### Task description
Retype every line from the one containing "Give me the JSON representation of this chart's" through the last line of the records below, both included; leave out the pictures.

___ Stored records ___

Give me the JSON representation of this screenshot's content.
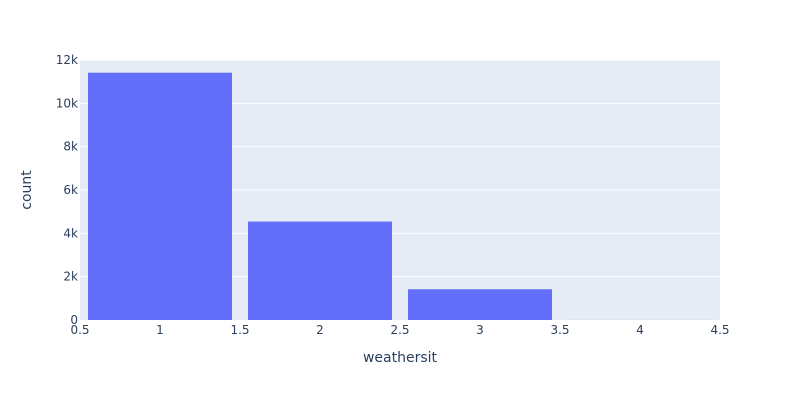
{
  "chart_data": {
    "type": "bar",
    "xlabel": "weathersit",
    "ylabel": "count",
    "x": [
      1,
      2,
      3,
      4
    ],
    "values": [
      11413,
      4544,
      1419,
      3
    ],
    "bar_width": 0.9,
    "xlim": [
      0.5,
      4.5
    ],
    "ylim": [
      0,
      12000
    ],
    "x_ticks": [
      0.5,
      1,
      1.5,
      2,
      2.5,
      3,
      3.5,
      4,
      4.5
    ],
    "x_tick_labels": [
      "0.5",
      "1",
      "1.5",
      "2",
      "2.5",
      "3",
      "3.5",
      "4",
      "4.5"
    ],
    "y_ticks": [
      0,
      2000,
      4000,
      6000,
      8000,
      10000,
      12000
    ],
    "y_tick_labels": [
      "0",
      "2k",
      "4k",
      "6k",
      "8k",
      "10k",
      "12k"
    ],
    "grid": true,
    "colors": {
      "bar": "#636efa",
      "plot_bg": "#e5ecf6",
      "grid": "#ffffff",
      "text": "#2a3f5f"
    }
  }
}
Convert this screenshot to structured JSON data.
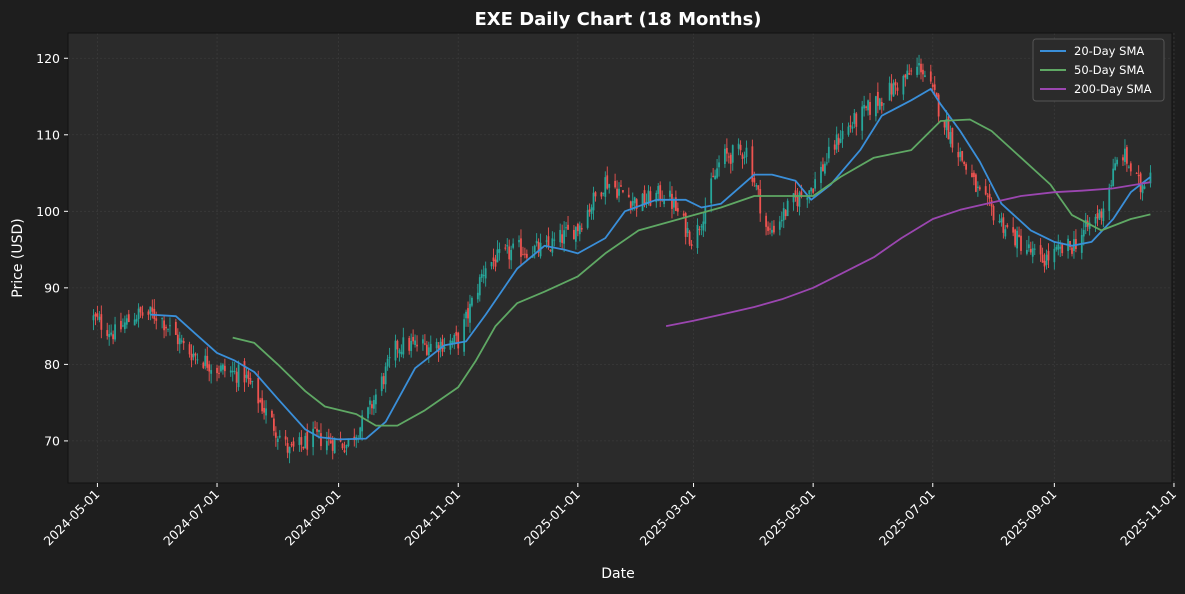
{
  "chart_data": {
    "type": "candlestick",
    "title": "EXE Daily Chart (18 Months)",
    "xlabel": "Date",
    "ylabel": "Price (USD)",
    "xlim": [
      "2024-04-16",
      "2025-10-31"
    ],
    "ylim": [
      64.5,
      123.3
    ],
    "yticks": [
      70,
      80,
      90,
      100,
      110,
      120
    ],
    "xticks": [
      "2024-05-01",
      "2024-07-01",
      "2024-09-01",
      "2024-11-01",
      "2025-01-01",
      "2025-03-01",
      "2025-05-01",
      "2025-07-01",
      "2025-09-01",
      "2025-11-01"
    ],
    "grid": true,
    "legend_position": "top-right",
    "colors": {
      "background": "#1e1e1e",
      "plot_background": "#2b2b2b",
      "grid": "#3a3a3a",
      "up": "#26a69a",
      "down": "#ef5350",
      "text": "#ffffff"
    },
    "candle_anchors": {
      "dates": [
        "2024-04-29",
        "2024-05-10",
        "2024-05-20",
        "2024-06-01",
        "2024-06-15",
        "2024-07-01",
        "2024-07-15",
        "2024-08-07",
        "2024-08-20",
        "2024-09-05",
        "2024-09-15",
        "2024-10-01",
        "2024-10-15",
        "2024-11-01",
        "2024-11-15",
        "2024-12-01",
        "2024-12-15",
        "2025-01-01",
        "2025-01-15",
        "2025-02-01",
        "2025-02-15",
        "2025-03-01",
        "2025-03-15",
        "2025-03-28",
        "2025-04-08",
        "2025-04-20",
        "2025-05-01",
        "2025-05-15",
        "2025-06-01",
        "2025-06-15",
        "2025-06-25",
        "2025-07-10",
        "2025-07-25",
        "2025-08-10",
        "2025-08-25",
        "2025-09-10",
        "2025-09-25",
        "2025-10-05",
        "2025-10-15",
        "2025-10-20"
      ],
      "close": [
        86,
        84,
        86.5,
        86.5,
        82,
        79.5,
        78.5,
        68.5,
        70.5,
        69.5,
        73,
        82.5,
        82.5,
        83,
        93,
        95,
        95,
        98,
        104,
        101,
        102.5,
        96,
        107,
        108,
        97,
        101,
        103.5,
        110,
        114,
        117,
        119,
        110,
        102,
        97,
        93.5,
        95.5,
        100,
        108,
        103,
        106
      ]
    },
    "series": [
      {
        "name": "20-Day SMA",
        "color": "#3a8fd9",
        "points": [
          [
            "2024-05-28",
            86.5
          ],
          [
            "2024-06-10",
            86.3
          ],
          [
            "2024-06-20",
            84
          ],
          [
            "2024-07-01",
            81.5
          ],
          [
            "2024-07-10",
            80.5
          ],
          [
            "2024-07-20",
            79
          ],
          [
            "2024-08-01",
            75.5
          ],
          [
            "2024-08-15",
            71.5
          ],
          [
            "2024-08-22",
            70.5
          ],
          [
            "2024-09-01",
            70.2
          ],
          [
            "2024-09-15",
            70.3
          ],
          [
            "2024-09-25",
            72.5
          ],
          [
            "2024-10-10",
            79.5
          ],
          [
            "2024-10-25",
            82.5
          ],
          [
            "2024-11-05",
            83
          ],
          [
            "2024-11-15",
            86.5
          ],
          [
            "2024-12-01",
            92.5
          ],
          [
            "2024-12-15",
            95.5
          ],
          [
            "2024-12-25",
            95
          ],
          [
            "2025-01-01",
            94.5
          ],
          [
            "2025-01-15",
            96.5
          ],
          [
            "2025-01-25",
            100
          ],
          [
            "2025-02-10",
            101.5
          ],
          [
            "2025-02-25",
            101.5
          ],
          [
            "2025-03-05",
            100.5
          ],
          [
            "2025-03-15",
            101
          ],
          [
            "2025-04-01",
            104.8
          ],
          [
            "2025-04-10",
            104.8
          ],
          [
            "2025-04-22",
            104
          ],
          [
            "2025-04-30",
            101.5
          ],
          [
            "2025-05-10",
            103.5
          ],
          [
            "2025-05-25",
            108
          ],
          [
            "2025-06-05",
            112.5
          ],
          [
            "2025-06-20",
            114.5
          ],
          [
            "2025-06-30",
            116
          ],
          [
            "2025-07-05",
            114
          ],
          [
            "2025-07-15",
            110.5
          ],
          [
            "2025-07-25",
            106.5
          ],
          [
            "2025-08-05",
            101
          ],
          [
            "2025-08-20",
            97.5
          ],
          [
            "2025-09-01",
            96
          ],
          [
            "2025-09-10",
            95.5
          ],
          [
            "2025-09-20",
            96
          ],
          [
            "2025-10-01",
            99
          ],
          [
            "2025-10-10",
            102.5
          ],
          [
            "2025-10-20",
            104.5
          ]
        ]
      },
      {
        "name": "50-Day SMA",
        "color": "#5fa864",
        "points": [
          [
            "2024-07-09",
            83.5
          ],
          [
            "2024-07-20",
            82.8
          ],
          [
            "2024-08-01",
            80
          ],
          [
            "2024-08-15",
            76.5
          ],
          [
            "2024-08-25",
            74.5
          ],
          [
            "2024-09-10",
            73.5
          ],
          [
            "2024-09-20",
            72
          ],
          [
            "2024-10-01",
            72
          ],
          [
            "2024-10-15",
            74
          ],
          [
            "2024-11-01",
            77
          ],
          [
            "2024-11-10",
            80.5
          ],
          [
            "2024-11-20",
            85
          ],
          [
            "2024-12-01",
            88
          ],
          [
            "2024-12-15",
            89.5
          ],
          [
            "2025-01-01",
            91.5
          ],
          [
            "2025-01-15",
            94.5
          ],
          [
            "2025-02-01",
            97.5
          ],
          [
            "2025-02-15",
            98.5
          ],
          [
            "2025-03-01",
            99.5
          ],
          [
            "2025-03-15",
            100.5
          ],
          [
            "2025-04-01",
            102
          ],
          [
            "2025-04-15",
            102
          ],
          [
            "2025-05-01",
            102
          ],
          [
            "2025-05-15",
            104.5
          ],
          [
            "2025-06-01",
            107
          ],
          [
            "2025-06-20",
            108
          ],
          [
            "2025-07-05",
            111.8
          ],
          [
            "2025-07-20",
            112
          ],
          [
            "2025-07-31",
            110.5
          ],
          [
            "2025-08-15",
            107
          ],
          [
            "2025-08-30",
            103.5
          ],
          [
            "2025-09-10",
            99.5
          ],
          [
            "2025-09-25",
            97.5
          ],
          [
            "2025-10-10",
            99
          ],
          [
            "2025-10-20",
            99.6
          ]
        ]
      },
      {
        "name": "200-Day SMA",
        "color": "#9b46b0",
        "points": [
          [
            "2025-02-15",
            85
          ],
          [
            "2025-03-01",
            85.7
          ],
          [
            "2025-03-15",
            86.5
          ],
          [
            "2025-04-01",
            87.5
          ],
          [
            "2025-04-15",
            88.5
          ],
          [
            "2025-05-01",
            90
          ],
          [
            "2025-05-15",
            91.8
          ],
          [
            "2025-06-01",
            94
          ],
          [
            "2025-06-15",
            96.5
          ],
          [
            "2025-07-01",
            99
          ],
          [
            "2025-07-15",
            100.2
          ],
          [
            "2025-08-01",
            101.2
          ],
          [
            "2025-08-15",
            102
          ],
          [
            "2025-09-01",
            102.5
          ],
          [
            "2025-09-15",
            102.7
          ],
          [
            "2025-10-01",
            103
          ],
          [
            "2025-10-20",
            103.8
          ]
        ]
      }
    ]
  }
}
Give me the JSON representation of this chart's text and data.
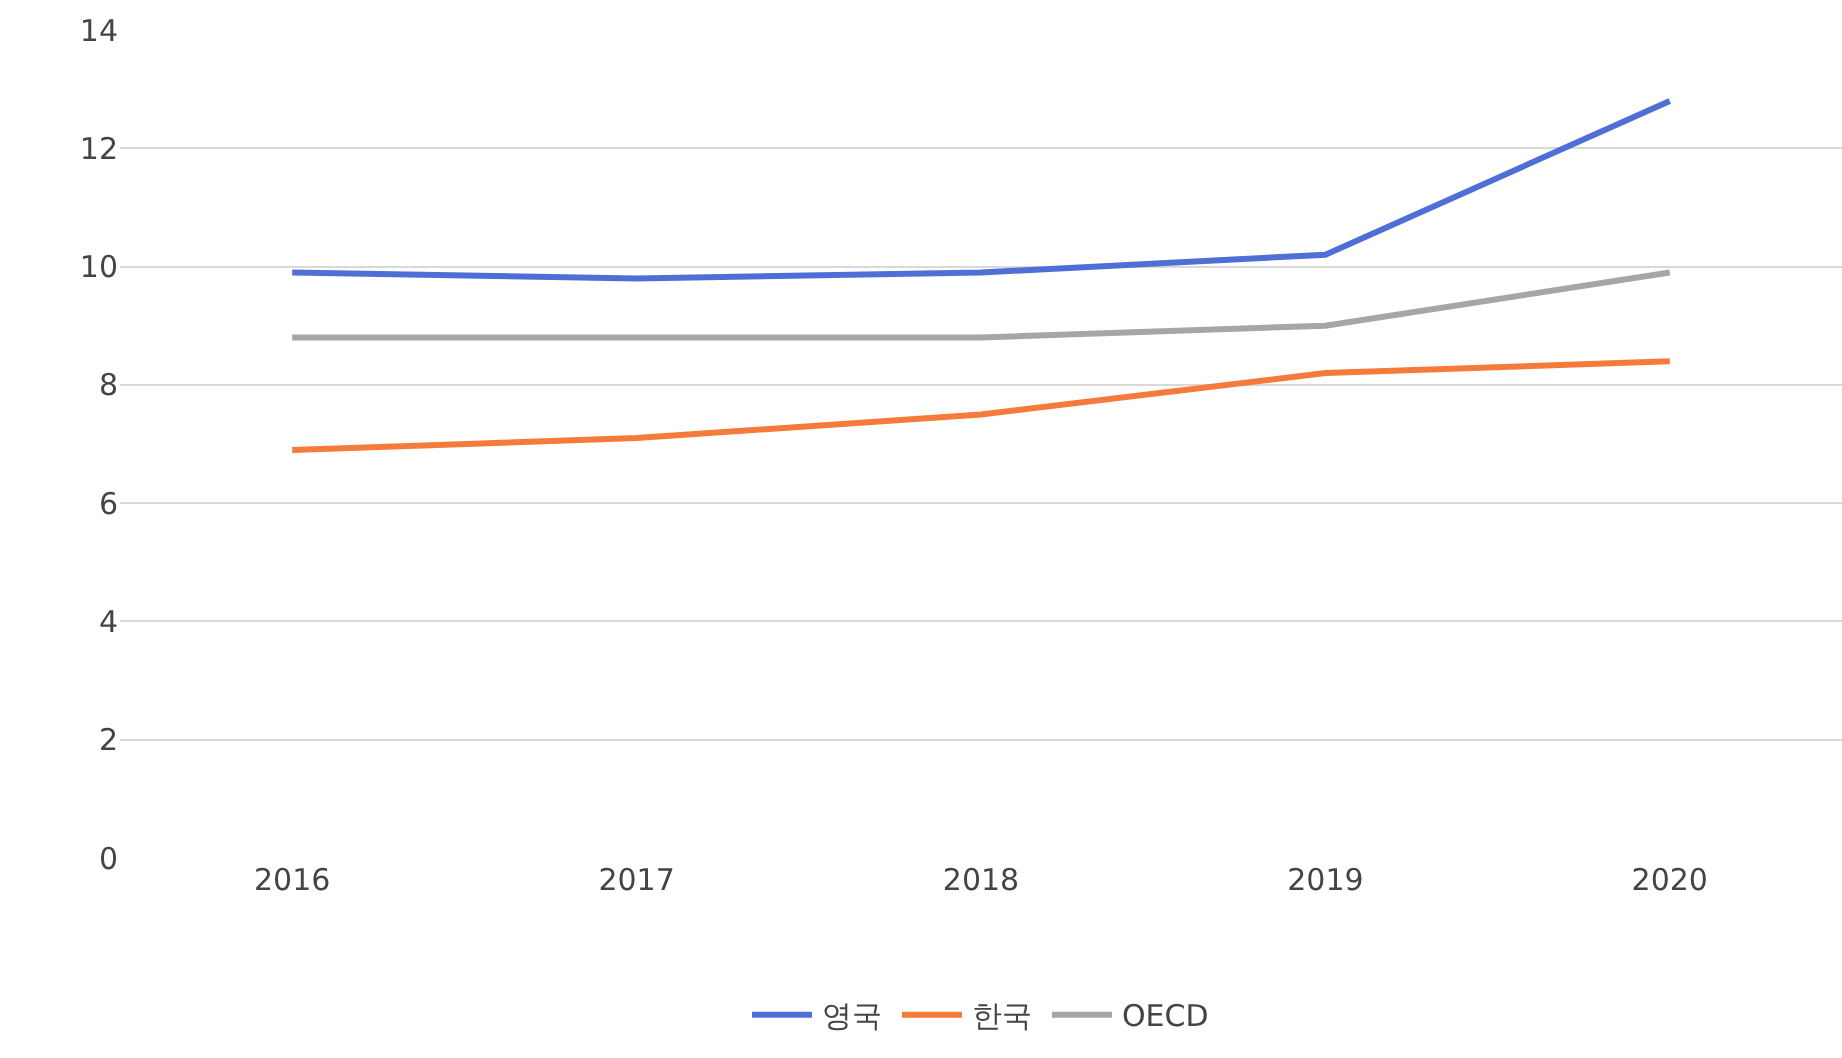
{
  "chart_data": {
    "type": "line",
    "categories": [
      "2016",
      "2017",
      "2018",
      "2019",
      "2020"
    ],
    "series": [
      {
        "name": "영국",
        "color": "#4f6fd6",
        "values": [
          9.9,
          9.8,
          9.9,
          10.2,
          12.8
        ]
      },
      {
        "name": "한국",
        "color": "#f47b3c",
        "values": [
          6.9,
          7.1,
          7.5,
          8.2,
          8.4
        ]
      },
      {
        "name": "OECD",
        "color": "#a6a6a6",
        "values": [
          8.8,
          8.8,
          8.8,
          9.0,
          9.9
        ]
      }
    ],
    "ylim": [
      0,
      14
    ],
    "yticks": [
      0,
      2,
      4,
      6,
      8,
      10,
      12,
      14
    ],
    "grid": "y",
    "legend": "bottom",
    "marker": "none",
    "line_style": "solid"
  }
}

___

### Expected answer
Give me the JSON representation of this chart's text and data.
{
  "chart_data": {
    "type": "line",
    "categories": [
      "2016",
      "2017",
      "2018",
      "2019",
      "2020"
    ],
    "series": [
      {
        "name": "영국",
        "color": "#4f6fd6",
        "values": [
          9.9,
          9.8,
          9.9,
          10.2,
          12.8
        ]
      },
      {
        "name": "한국",
        "color": "#f47b3c",
        "values": [
          6.9,
          7.1,
          7.5,
          8.2,
          8.4
        ]
      },
      {
        "name": "OECD",
        "color": "#a6a6a6",
        "values": [
          8.8,
          8.8,
          8.8,
          9.0,
          9.9
        ]
      }
    ],
    "ylim": [
      0,
      14
    ],
    "yticks": [
      0,
      2,
      4,
      6,
      8,
      10,
      12,
      14
    ],
    "grid": "y",
    "legend": "bottom",
    "marker": "none",
    "line_style": "solid"
  }
}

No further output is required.